** START MATERIAL PROVIDED **
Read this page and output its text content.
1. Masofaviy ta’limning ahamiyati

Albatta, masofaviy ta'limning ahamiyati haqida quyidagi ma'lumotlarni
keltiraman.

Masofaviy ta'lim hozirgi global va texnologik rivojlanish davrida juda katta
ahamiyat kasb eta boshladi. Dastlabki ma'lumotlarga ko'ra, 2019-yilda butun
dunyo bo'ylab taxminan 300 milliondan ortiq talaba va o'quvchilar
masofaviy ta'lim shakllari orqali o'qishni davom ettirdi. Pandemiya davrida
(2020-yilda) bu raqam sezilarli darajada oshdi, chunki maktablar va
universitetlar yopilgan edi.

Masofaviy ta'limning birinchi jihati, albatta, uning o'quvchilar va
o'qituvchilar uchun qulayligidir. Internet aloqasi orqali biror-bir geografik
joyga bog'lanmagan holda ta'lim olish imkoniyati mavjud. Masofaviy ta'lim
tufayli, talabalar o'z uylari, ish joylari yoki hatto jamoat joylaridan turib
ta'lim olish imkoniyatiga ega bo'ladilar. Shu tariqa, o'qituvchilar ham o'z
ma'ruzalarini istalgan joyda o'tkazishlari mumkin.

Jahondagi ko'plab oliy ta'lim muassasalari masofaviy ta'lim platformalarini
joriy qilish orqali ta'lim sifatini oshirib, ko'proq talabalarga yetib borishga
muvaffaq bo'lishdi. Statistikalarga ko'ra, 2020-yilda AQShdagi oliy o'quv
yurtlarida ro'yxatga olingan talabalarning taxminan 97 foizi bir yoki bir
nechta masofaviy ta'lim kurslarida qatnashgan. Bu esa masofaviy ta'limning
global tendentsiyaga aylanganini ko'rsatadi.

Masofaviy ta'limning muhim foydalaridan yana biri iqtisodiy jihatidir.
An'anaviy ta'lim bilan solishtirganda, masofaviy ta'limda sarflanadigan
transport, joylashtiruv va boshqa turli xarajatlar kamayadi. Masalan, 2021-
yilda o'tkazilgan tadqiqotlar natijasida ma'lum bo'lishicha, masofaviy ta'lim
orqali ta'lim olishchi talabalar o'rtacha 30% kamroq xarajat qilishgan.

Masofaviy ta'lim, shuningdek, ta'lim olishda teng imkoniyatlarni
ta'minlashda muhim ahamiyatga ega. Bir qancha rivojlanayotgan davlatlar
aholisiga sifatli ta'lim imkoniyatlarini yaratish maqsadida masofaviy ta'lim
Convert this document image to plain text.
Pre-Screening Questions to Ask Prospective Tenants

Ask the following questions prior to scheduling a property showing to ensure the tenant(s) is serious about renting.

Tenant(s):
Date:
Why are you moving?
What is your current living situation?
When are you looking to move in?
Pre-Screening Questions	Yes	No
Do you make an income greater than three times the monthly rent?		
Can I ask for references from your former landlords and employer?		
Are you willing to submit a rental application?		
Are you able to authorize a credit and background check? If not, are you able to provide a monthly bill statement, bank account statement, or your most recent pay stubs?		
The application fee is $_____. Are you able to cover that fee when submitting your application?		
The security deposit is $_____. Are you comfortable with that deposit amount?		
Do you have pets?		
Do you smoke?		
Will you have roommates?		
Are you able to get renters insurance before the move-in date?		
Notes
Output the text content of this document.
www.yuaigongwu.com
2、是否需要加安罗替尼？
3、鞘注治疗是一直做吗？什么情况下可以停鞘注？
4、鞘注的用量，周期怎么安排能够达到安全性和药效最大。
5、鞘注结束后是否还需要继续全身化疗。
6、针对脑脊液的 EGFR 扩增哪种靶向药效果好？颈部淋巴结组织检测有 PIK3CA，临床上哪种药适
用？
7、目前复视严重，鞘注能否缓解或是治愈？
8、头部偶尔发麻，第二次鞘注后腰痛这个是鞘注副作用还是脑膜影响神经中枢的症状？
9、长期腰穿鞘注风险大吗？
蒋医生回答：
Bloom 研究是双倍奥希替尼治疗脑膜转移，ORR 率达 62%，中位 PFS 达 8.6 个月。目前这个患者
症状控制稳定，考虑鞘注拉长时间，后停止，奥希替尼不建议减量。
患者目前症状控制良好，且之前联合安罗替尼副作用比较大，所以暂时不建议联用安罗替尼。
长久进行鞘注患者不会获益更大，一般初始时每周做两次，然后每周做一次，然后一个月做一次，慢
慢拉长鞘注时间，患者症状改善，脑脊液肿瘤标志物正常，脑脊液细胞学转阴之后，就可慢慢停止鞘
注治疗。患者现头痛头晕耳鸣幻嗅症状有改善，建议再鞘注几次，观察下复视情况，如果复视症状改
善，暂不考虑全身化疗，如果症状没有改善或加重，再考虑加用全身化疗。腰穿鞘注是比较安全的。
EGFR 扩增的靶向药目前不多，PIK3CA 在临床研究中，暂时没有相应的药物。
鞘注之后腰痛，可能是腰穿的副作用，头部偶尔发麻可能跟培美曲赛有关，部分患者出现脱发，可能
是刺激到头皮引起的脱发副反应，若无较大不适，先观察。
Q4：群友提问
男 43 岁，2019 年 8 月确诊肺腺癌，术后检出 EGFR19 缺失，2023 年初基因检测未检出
** END MATERIAL PROVIDED **
_STATED GOAL:_ Look through the entries and return every line where "text" appears.

_CORRECT OUTPUT:_
Read this page and output its text content.
Convert this document image to plain text.
Output the text content of this document.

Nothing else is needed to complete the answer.